> [Task]
Extract each line bearing the word "name".

> [Data entries]
>>

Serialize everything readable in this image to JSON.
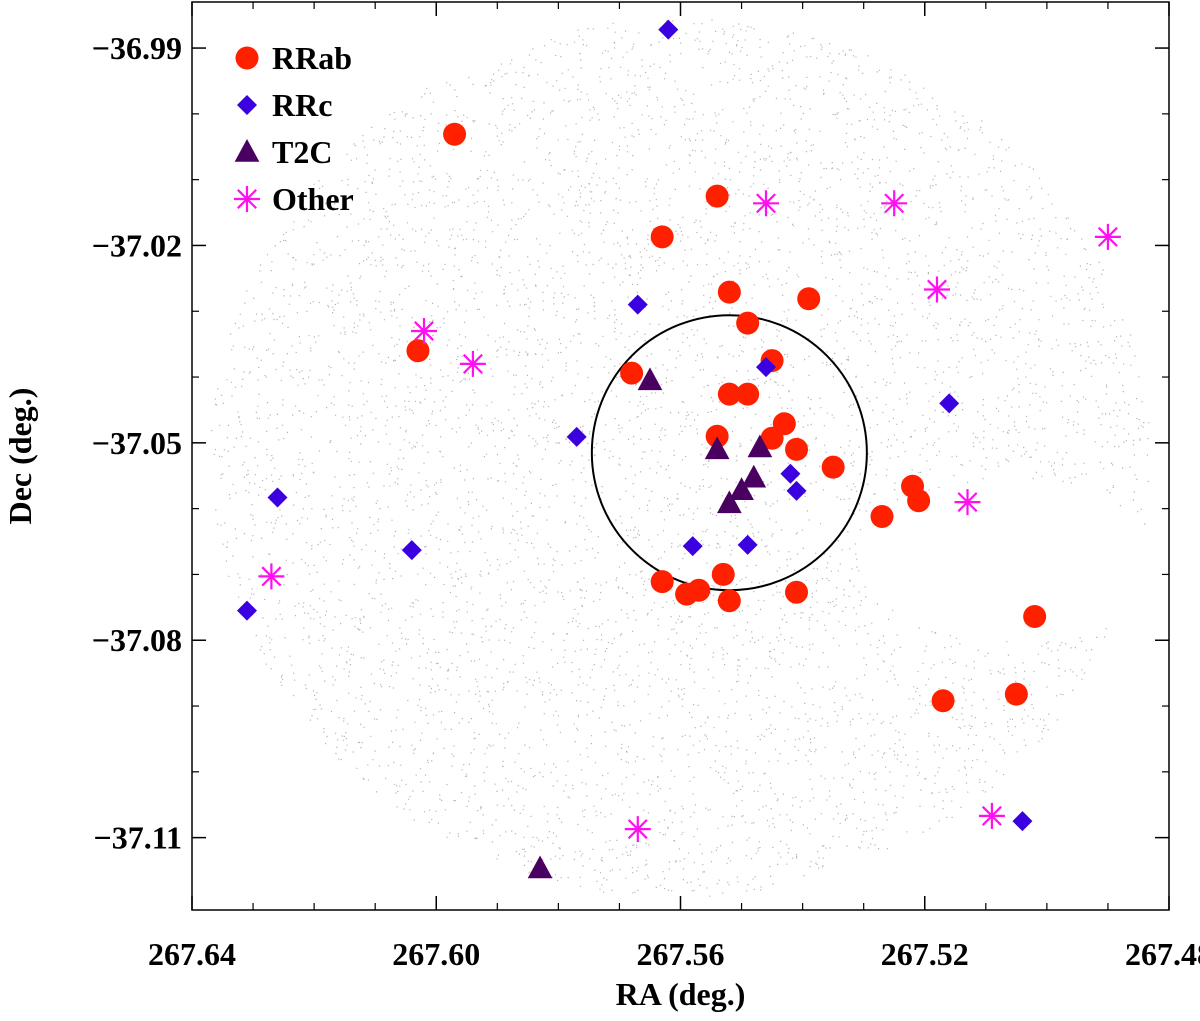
{
  "chart_data": {
    "type": "scatter",
    "title": "",
    "xlabel": "RA (deg.)",
    "ylabel": "Dec (deg.)",
    "xlim": [
      267.64,
      267.48
    ],
    "ylim": [
      -37.121,
      -36.983
    ],
    "x_ticks": [
      267.64,
      267.6,
      267.56,
      267.52,
      267.48
    ],
    "x_tick_labels": [
      "267.64",
      "267.60",
      "267.56",
      "267.52",
      "267.48"
    ],
    "y_ticks": [
      -36.99,
      -37.02,
      -37.05,
      -37.08,
      -37.11
    ],
    "y_tick_labels": [
      "−36.99",
      "−37.02",
      "−37.05",
      "−37.08",
      "−37.11"
    ],
    "grid": false,
    "legend_position": "top-left",
    "background_field": {
      "description": "dense field of faint grey star points",
      "color": "#b4b4b4"
    },
    "cluster_circle": {
      "center": [
        267.552,
        -37.0515
      ],
      "radius_deg": 0.0209,
      "color": "#000000"
    },
    "series": [
      {
        "name": "RRab",
        "marker": "circle",
        "color": "#ff2000",
        "points": [
          [
            267.597,
            -37.0031
          ],
          [
            267.554,
            -37.0125
          ],
          [
            267.563,
            -37.0187
          ],
          [
            267.552,
            -37.0271
          ],
          [
            267.539,
            -37.0281
          ],
          [
            267.549,
            -37.0318
          ],
          [
            267.568,
            -37.0394
          ],
          [
            267.545,
            -37.0375
          ],
          [
            267.603,
            -37.036
          ],
          [
            267.552,
            -37.0426
          ],
          [
            267.549,
            -37.0426
          ],
          [
            267.543,
            -37.0471
          ],
          [
            267.545,
            -37.0493
          ],
          [
            267.554,
            -37.049
          ],
          [
            267.541,
            -37.051
          ],
          [
            267.535,
            -37.0537
          ],
          [
            267.522,
            -37.0566
          ],
          [
            267.521,
            -37.0588
          ],
          [
            267.527,
            -37.0612
          ],
          [
            267.563,
            -37.0711
          ],
          [
            267.559,
            -37.073
          ],
          [
            267.557,
            -37.0724
          ],
          [
            267.553,
            -37.07
          ],
          [
            267.552,
            -37.074
          ],
          [
            267.541,
            -37.0727
          ],
          [
            267.502,
            -37.0764
          ],
          [
            267.517,
            -37.0892
          ],
          [
            267.505,
            -37.0882
          ]
        ]
      },
      {
        "name": "RRc",
        "marker": "diamond",
        "color": "#3a00e0",
        "points": [
          [
            267.562,
            -36.9872
          ],
          [
            267.567,
            -37.029
          ],
          [
            267.577,
            -37.0491
          ],
          [
            267.546,
            -37.0385
          ],
          [
            267.516,
            -37.044
          ],
          [
            267.542,
            -37.0547
          ],
          [
            267.541,
            -37.0573
          ],
          [
            267.549,
            -37.0655
          ],
          [
            267.558,
            -37.0657
          ],
          [
            267.604,
            -37.0663
          ],
          [
            267.626,
            -37.0583
          ],
          [
            267.631,
            -37.0755
          ],
          [
            267.504,
            -37.1075
          ]
        ]
      },
      {
        "name": "T2C",
        "marker": "triangle",
        "color": "#4a0060",
        "points": [
          [
            267.565,
            -37.0405
          ],
          [
            267.554,
            -37.051
          ],
          [
            267.547,
            -37.0507
          ],
          [
            267.548,
            -37.0553
          ],
          [
            267.55,
            -37.0572
          ],
          [
            267.552,
            -37.0592
          ],
          [
            267.583,
            -37.1147
          ]
        ]
      },
      {
        "name": "Other",
        "marker": "asterisk",
        "color": "#ff10f0",
        "points": [
          [
            267.546,
            -37.0136
          ],
          [
            267.525,
            -37.0136
          ],
          [
            267.49,
            -37.0187
          ],
          [
            267.518,
            -37.0267
          ],
          [
            267.602,
            -37.033
          ],
          [
            267.594,
            -37.038
          ],
          [
            267.513,
            -37.059
          ],
          [
            267.627,
            -37.0703
          ],
          [
            267.567,
            -37.1087
          ],
          [
            267.509,
            -37.1067
          ]
        ]
      }
    ]
  }
}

<<

> [Response to this task]
        "name": "RRab",
        "name": "RRc",
        "name": "T2C",
        "name": "Other",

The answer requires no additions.